Data items
<<<<
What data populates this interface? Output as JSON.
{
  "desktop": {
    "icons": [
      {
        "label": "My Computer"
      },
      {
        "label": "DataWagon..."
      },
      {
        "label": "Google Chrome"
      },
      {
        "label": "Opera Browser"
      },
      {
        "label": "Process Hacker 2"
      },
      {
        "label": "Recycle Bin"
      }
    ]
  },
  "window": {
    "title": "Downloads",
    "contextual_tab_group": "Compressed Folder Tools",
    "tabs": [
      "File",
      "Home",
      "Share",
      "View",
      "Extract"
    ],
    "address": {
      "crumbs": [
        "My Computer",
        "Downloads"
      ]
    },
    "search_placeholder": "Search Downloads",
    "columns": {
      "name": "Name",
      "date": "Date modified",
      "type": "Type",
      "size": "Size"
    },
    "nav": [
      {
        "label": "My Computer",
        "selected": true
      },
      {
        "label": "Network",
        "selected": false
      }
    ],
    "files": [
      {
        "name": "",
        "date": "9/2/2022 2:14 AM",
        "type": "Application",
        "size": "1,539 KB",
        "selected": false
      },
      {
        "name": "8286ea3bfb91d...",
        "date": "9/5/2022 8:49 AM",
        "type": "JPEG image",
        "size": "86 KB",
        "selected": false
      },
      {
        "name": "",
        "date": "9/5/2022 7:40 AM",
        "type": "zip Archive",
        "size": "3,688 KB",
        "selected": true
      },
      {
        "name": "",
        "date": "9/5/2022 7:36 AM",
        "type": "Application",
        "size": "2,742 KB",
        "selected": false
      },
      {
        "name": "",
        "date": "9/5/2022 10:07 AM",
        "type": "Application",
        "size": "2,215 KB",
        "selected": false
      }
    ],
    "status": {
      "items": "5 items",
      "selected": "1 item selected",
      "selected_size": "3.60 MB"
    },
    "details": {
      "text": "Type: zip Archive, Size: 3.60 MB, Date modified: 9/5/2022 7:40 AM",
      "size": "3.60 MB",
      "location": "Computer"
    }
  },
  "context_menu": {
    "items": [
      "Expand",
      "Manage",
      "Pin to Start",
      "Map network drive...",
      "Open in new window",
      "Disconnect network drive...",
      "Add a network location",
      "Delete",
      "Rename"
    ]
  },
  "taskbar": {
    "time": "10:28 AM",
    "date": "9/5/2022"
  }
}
>>>>
_Directive_: Copy out each line exactly as written.

_Exercise solution_:
What data populates this interface? Output as JSON.
{
  "desktop": {
    "icons": [
      {
        "label": "My Computer"
      },
      {
        "label": "DataWagon..."
      },
      {
        "label": "Google Chrome"
      },
      {
        "label": "Opera Browser"
      },
      {
        "label": "Process Hacker 2"
      },
      {
        "label": "Recycle Bin"
      }
    ]
  },
  "window": {
    "title": "Downloads",
    "contextual_tab_group": "Compressed Folder Tools",
    "tabs": [
      "File",
      "Home",
      "Share",
      "View",
      "Extract"
    ],
    "address": {
      "crumbs": [
        "My Computer",
        "Downloads"
      ]
    },
    "search_placeholder": "Search Downloads",
    "columns": {
      "name": "Name",
      "date": "Date modified",
      "type": "Type",
      "size": "Size"
    },
    "nav": [
      {
        "label": "My Computer",
        "selected": true
      },
      {
        "label": "Network",
        "selected": false
      }
    ],
    "files": [
      {
        "name": "",
        "date": "9/2/2022 2:14 AM",
        "type": "Application",
        "size": "1,539 KB",
        "selected": false
      },
      {
        "name": "8286ea3bfb91d...",
        "date": "9/5/2022 8:49 AM",
        "type": "JPEG image",
        "size": "86 KB",
        "selected": false
      },
      {
        "name": "",
        "date": "9/5/2022 7:40 AM",
        "type": "zip Archive",
        "size": "3,688 KB",
        "selected": true
      },
      {
        "name": "",
        "date": "9/5/2022 7:36 AM",
        "type": "Application",
        "size": "2,742 KB",
        "selected": false
      },
      {
        "name": "",
        "date": "9/5/2022 10:07 AM",
        "type": "Application",
        "size": "2,215 KB",
        "selected": false
      }
    ],
    "status": {
      "items": "5 items",
      "selected": "1 item selected",
      "selected_size": "3.60 MB"
    },
    "details": {
      "text": "Type: zip Archive, Size: 3.60 MB, Date modified: 9/5/2022 7:40 AM",
      "size": "3.60 MB",
      "location": "Computer"
    }
  },
  "context_menu": {
    "items": [
      "Expand",
      "Manage",
      "Pin to Start",
      "Map network drive...",
      "Open in new window",
      "Disconnect network drive...",
      "Add a network location",
      "Delete",
      "Rename"
    ]
  },
  "taskbar": {
    "time": "10:28 AM",
    "date": "9/5/2022"
  }
}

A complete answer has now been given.